-- Start TASK MATERIAL --
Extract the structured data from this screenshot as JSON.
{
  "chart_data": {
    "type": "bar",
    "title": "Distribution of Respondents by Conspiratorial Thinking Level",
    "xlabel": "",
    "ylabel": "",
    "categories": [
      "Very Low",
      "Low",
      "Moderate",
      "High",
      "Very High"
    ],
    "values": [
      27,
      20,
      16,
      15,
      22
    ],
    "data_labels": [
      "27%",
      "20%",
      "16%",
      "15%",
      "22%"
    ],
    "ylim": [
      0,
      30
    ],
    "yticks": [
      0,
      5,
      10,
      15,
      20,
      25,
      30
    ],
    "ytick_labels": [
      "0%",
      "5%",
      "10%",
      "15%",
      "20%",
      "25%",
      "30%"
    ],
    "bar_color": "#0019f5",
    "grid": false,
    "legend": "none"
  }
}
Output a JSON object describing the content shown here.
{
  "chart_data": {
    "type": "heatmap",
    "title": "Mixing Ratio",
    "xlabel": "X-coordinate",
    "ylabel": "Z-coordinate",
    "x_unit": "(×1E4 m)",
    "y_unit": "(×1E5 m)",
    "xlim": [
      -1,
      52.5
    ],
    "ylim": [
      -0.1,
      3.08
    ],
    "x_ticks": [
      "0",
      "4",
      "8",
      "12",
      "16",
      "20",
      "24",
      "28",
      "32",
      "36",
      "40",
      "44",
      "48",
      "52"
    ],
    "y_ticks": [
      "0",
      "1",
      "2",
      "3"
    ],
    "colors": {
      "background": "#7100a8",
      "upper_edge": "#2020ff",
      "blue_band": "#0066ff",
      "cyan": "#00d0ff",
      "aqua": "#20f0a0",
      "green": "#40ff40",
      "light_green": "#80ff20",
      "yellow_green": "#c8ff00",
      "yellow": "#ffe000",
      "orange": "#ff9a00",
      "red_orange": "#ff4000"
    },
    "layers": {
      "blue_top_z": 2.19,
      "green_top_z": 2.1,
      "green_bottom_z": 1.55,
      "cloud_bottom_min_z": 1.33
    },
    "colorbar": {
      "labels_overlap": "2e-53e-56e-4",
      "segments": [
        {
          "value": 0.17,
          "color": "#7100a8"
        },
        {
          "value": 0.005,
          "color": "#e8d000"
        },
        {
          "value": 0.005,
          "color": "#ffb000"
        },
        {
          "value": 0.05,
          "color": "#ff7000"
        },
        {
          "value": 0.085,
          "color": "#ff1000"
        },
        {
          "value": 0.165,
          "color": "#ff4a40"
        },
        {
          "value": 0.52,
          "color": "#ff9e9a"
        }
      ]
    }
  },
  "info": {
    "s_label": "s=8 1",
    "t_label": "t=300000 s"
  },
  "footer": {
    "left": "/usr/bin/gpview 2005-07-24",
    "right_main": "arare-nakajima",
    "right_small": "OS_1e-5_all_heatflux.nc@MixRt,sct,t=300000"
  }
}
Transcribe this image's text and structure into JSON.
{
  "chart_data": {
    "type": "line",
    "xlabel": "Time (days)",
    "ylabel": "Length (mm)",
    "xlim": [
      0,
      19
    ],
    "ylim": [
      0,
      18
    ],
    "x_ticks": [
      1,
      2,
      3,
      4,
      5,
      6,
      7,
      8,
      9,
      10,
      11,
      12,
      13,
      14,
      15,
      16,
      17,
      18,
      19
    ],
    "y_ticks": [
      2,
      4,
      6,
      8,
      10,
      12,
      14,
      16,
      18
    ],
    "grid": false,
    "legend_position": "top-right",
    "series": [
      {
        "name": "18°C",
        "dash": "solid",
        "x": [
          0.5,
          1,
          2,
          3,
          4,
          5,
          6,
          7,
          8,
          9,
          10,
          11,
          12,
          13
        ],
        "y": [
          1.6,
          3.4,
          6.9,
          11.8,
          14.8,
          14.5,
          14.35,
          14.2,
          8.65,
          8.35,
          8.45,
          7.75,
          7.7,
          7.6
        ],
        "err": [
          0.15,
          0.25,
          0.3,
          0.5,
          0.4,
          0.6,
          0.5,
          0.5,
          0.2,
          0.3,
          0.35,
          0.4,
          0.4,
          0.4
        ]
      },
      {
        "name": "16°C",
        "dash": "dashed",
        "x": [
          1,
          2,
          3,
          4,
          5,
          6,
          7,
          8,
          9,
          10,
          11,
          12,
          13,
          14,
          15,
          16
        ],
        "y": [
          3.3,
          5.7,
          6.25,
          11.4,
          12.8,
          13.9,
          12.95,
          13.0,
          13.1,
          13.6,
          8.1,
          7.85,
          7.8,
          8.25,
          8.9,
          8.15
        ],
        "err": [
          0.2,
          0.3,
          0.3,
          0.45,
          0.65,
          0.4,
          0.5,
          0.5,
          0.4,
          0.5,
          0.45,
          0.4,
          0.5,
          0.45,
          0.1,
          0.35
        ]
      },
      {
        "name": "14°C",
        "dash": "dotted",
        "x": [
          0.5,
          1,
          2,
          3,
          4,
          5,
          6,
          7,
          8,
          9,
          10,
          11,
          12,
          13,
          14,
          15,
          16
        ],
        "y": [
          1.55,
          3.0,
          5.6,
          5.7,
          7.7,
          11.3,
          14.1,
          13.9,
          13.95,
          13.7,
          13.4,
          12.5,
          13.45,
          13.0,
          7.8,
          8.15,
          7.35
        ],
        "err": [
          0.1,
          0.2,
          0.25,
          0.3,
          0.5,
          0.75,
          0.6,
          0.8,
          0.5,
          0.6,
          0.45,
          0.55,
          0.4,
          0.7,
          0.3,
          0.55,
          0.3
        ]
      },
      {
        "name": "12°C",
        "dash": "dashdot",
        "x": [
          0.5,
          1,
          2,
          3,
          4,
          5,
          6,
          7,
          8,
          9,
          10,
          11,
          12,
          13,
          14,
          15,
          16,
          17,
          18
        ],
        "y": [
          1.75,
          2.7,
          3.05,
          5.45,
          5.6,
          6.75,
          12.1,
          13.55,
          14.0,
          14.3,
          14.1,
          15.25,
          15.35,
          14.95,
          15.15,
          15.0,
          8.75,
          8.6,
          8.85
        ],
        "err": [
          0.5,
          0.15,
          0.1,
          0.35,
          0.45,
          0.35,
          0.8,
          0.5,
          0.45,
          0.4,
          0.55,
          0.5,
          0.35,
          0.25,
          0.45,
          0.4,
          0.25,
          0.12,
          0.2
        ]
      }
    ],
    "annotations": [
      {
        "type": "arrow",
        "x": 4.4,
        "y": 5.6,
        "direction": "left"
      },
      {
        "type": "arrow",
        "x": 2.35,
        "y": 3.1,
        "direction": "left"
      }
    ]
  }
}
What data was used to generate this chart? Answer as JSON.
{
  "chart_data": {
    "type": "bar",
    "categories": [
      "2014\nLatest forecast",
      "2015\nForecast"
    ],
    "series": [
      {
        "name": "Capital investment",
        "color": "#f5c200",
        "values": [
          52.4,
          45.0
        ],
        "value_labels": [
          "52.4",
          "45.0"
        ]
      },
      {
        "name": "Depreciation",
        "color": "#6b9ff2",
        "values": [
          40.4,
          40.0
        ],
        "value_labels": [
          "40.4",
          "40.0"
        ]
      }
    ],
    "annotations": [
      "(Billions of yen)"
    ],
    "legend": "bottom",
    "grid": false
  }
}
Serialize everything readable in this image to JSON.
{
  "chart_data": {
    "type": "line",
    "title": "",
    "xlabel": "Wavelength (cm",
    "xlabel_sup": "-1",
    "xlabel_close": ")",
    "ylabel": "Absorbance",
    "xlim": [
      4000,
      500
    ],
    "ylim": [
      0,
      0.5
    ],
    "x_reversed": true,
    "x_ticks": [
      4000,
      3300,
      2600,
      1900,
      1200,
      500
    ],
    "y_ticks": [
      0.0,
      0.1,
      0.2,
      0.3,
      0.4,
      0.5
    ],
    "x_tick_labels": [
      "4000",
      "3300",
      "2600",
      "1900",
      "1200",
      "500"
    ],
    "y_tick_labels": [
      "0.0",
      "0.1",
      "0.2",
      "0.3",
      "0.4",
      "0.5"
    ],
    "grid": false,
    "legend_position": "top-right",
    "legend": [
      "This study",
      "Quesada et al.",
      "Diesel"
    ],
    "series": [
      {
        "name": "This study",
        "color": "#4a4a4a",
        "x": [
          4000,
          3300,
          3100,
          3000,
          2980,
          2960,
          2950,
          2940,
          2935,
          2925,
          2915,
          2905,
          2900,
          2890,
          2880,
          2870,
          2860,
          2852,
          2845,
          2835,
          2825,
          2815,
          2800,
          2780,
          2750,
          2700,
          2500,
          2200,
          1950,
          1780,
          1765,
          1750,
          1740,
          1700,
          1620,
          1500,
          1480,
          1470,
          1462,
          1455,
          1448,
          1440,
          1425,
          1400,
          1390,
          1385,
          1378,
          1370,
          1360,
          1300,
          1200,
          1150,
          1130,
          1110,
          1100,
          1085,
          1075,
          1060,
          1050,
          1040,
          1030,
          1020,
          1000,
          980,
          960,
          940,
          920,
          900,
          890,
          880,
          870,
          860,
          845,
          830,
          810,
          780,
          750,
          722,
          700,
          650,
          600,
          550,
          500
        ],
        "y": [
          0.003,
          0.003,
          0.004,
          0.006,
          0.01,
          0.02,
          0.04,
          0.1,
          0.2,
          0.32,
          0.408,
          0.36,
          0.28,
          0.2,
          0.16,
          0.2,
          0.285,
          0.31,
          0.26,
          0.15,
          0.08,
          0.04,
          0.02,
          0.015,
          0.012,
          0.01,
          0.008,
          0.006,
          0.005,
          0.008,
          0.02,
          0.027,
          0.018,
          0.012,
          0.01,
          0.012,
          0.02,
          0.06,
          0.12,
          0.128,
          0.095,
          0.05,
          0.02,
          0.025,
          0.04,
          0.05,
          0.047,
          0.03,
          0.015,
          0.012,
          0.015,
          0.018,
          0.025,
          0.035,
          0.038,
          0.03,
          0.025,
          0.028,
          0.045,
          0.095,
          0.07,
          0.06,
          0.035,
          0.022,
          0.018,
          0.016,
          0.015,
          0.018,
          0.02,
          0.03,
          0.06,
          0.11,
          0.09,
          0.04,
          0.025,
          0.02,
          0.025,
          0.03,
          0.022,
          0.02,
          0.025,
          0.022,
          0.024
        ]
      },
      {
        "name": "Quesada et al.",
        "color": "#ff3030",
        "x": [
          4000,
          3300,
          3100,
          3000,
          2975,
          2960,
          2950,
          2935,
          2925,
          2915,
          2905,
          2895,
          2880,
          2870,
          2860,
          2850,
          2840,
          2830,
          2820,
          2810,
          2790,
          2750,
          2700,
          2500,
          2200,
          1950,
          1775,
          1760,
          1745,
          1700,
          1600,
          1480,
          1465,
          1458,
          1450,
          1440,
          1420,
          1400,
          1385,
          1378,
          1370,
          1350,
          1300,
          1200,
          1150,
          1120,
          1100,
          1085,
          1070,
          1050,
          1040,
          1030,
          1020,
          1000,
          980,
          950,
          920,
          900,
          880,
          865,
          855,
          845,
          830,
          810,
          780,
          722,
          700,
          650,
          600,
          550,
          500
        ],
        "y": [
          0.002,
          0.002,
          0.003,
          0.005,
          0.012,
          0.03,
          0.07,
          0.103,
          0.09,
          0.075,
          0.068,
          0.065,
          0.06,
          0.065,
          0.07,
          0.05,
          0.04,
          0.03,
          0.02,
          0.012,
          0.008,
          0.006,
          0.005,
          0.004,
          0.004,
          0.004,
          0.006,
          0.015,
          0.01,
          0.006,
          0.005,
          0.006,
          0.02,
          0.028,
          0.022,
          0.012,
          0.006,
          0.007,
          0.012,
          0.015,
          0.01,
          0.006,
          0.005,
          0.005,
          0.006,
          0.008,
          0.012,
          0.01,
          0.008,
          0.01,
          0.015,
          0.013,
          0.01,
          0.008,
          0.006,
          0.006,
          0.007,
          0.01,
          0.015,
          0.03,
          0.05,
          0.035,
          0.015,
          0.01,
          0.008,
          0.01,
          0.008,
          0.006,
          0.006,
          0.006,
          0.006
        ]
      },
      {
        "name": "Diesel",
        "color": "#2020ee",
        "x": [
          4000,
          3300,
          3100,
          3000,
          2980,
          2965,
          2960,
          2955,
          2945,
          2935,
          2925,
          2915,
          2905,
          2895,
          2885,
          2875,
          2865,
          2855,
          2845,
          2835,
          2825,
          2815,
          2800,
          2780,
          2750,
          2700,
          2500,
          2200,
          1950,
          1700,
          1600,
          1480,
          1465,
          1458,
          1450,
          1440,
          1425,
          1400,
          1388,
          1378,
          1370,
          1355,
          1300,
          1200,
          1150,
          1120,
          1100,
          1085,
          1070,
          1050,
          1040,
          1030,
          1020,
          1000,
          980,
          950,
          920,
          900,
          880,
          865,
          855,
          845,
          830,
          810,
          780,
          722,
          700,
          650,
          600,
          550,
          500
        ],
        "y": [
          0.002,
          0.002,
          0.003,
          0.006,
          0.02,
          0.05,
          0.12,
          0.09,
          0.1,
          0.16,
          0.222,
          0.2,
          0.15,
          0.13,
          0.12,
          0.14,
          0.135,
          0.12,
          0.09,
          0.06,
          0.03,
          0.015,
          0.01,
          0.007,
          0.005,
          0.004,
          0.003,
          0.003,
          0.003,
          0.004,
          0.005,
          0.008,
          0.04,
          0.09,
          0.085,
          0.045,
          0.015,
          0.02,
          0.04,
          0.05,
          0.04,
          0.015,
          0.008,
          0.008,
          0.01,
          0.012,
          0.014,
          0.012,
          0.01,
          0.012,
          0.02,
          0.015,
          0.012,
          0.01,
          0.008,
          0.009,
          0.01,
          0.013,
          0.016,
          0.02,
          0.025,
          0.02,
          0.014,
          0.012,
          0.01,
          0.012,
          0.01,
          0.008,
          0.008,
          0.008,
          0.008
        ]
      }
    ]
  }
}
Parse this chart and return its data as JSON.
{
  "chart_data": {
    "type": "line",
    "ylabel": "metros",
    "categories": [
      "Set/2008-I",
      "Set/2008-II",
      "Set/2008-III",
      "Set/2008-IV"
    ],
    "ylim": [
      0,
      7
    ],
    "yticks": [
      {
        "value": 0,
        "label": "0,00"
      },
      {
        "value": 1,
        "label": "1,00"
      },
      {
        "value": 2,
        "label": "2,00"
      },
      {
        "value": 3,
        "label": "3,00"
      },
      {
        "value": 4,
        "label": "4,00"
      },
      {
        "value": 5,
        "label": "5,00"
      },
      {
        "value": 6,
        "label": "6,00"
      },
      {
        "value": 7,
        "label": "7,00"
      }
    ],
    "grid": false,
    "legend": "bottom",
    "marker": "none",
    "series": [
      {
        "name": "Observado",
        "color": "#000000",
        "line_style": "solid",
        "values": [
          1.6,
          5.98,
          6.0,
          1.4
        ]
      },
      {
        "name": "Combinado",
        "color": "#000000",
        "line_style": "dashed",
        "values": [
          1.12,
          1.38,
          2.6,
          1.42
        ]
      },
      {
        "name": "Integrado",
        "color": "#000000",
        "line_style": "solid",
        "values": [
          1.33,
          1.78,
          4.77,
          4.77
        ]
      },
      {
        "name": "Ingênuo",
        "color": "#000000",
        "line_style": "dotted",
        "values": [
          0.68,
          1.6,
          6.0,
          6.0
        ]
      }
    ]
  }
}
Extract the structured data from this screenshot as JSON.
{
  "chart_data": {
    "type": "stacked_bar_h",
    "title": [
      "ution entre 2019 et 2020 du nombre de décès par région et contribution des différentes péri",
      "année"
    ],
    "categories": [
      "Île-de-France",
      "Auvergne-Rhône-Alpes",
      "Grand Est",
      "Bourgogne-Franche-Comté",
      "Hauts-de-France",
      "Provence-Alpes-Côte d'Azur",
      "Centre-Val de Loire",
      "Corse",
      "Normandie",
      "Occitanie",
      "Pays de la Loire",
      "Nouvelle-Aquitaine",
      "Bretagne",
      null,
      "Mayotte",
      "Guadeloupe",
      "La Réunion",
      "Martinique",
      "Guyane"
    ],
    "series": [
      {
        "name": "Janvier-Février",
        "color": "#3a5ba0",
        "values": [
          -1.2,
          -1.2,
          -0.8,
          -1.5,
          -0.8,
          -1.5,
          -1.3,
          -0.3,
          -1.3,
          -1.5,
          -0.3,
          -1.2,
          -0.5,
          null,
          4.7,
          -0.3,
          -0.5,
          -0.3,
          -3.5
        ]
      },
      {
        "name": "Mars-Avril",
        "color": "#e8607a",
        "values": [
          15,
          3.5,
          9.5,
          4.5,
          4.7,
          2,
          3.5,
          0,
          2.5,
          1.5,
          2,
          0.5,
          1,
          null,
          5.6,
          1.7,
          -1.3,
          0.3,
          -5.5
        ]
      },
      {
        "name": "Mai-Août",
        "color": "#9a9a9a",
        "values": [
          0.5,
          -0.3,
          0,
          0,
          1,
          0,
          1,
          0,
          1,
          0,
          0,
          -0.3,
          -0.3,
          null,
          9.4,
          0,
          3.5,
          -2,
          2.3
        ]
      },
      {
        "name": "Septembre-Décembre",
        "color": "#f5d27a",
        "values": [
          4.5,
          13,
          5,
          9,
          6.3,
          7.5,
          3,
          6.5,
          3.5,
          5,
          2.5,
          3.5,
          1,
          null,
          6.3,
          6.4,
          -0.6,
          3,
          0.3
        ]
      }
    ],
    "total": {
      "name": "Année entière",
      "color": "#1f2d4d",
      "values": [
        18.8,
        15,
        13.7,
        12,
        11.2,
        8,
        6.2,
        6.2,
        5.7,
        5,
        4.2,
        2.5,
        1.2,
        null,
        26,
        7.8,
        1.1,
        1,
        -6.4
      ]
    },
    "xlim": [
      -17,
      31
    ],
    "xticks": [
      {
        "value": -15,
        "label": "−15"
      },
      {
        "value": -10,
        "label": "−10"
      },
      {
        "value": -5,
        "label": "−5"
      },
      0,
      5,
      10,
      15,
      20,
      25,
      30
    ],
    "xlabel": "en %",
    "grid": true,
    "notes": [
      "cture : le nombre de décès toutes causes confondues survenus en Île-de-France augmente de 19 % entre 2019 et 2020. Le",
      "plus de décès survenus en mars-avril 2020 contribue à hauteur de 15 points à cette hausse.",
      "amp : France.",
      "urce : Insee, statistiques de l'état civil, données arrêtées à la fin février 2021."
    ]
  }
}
-- End TASK MATERIAL --
Identify each line in the entries with the word "coordinate" and copy it.

    "xlabel": "X-coordinate",
    "ylabel": "Z-coordinate",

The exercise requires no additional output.